--- REQUEST ---
Please quote every line word for word.

--- A run of records ---
## Begin

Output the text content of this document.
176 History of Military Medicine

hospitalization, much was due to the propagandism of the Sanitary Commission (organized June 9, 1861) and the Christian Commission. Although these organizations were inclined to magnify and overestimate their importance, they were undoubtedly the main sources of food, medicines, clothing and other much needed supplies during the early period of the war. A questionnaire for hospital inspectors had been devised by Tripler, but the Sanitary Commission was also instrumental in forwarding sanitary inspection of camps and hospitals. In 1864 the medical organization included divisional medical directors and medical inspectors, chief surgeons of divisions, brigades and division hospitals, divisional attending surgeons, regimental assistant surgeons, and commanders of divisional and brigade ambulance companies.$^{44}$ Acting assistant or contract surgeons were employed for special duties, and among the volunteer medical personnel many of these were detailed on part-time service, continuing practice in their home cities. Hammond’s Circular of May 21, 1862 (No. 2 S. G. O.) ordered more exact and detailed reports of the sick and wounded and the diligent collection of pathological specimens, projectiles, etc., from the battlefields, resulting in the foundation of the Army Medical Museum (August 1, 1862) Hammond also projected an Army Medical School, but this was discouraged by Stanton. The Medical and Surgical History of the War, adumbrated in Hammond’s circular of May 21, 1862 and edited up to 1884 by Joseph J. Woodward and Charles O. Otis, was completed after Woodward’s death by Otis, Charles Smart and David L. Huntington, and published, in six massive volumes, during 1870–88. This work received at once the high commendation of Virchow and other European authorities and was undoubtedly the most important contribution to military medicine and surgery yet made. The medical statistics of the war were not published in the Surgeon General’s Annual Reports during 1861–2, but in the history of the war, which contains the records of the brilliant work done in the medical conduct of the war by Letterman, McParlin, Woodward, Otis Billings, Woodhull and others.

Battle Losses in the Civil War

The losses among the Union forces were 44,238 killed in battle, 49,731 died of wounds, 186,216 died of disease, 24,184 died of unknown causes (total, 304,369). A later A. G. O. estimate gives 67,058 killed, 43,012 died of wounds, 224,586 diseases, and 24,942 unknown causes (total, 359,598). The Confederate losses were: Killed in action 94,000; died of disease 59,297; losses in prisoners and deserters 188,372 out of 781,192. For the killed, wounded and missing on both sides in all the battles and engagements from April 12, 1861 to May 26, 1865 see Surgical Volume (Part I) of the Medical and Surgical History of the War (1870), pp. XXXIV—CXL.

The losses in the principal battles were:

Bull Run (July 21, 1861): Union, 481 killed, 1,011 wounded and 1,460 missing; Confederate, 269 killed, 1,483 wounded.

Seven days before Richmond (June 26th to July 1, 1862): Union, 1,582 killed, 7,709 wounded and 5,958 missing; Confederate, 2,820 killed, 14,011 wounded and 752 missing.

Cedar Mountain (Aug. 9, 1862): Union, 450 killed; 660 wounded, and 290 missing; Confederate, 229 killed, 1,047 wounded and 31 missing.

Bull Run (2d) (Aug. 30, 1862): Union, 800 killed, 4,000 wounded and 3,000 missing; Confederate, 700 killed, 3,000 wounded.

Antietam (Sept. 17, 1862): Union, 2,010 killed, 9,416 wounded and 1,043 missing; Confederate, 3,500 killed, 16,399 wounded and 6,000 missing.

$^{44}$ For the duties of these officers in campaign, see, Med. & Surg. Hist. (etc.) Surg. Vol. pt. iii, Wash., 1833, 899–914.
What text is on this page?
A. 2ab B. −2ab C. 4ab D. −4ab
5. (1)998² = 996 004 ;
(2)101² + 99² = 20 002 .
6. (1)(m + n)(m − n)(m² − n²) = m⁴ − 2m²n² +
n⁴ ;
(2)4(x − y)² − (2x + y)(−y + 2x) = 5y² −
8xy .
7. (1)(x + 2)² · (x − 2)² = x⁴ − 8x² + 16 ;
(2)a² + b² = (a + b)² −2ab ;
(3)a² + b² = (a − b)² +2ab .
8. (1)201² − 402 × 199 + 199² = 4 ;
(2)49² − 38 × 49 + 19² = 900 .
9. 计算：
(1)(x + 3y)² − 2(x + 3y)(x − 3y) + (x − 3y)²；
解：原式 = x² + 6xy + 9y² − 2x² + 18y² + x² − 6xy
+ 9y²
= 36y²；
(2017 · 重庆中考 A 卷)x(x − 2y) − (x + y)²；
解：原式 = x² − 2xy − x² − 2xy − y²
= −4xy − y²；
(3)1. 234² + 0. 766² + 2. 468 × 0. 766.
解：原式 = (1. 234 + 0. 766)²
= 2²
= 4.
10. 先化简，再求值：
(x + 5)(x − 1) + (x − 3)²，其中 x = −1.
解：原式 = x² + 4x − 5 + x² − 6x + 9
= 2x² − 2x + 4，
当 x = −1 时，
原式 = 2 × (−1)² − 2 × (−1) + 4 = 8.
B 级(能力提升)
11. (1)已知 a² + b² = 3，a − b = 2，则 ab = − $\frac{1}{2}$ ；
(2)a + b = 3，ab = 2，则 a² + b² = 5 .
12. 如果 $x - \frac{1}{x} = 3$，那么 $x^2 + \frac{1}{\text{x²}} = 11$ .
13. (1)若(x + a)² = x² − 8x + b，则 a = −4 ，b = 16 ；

## End

--- RESULT BELOW ---
Output the text content of this document.
176 History of Military Medicine

hospitalization, much was due to the propagandism of the Sanitary Commission (organized June 9, 1861) and the Christian Commission. Although these organizations were inclined to magnify and overestimate their importance, they were undoubtedly the main sources of food, medicines, clothing and other much needed supplies during the early period of the war. A questionnaire for hospital inspectors had been devised by Tripler, but the Sanitary Commission was also instrumental in forwarding sanitary inspection of camps and hospitals. In 1864 the medical organization included divisional medical directors and medical inspectors, chief surgeons of divisions, brigades and division hospitals, divisional attending surgeons, regimental assistant surgeons, and commanders of divisional and brigade ambulance companies.$^{44}$ Acting assistant or contract surgeons were employed for special duties, and among the volunteer medical personnel many of these were detailed on part-time service, continuing practice in their home cities. Hammond’s Circular of May 21, 1862 (No. 2 S. G. O.) ordered more exact and detailed reports of the sick and wounded and the diligent collection of pathological specimens, projectiles, etc., from the battlefields, resulting in the foundation of the Army Medical Museum (August 1, 1862) Hammond also projected an Army Medical School, but this was discouraged by Stanton. The Medical and Surgical History of the War, adumbrated in Hammond’s circular of May 21, 1862 and edited up to 1884 by Joseph J. Woodward and Charles O. Otis, was completed after Woodward’s death by Otis, Charles Smart and David L. Huntington, and published, in six massive volumes, during 1870–88. This work received at once the high commendation of Virchow and other European authorities and was undoubtedly the most important contribution to military medicine and surgery yet made. The medical statistics of the war were not published in the Surgeon General’s Annual Reports during 1861–2, but in the history of the war, which contains the records of the brilliant work done in the medical conduct of the war by Letterman, McParlin, Woodward, Otis Billings, Woodhull and others.

Battle Losses in the Civil War

The losses among the Union forces were 44,238 killed in battle, 49,731 died of wounds, 186,216 died of disease, 24,184 died of unknown causes (total, 304,369). A later A. G. O. estimate gives 67,058 killed, 43,012 died of wounds, 224,586 diseases, and 24,942 unknown causes (total, 359,598). The Confederate losses were: Killed in action 94,000; died of disease 59,297; losses in prisoners and deserters 188,372 out of 781,192. For the killed, wounded and missing on both sides in all the battles and engagements from April 12, 1861 to May 26, 1865 see Surgical Volume (Part I) of the Medical and Surgical History of the War (1870), pp. XXXIV—CXL.

The losses in the principal battles were:

Bull Run (July 21, 1861): Union, 481 killed, 1,011 wounded and 1,460 missing; Confederate, 269 killed, 1,483 wounded.

Seven days before Richmond (June 26th to July 1, 1862): Union, 1,582 killed, 7,709 wounded and 5,958 missing; Confederate, 2,820 killed, 14,011 wounded and 752 missing.

Cedar Mountain (Aug. 9, 1862): Union, 450 killed; 660 wounded, and 290 missing; Confederate, 229 killed, 1,047 wounded and 31 missing.

Bull Run (2d) (Aug. 30, 1862): Union, 800 killed, 4,000 wounded and 3,000 missing; Confederate, 700 killed, 3,000 wounded.

Antietam (Sept. 17, 1862): Union, 2,010 killed, 9,416 wounded and 1,043 missing; Confederate, 3,500 killed, 16,399 wounded and 6,000 missing.

$^{44}$ For the duties of these officers in campaign, see, Med. & Surg. Hist. (etc.) Surg. Vol. pt. iii, Wash., 1833, 899–914.
What text is on this page?
A. 2ab B. −2ab C. 4ab D. −4ab
5. (1)998² = 996 004 ;
(2)101² + 99² = 20 002 .
6. (1)(m + n)(m − n)(m² − n²) = m⁴ − 2m²n² +
n⁴ ;
(2)4(x − y)² − (2x + y)(−y + 2x) = 5y² −
8xy .
7. (1)(x + 2)² · (x − 2)² = x⁴ − 8x² + 16 ;
(2)a² + b² = (a + b)² −2ab ;
(3)a² + b² = (a − b)² +2ab .
8. (1)201² − 402 × 199 + 199² = 4 ;
(2)49² − 38 × 49 + 19² = 900 .
9. 计算：
(1)(x + 3y)² − 2(x + 3y)(x − 3y) + (x − 3y)²；
解：原式 = x² + 6xy + 9y² − 2x² + 18y² + x² − 6xy
+ 9y²
= 36y²；
(2017 · 重庆中考 A 卷)x(x − 2y) − (x + y)²；
解：原式 = x² − 2xy − x² − 2xy − y²
= −4xy − y²；
(3)1. 234² + 0. 766² + 2. 468 × 0. 766.
解：原式 = (1. 234 + 0. 766)²
= 2²
= 4.
10. 先化简，再求值：
(x + 5)(x − 1) + (x − 3)²，其中 x = −1.
解：原式 = x² + 4x − 5 + x² − 6x + 9
= 2x² − 2x + 4，
当 x = −1 时，
原式 = 2 × (−1)² − 2 × (−1) + 4 = 8.
B 级(能力提升)
11. (1)已知 a² + b² = 3，a − b = 2，则 ab = − $\frac{1}{2}$ ；
(2)a + b = 3，ab = 2，则 a² + b² = 5 .
12. 如果 $x - \frac{1}{x} = 3$，那么 $x^2 + \frac{1}{\text{x²}} = 11$ .
13. (1)若(x + a)² = x² − 8x + b，则 a = −4 ，b = 16 ；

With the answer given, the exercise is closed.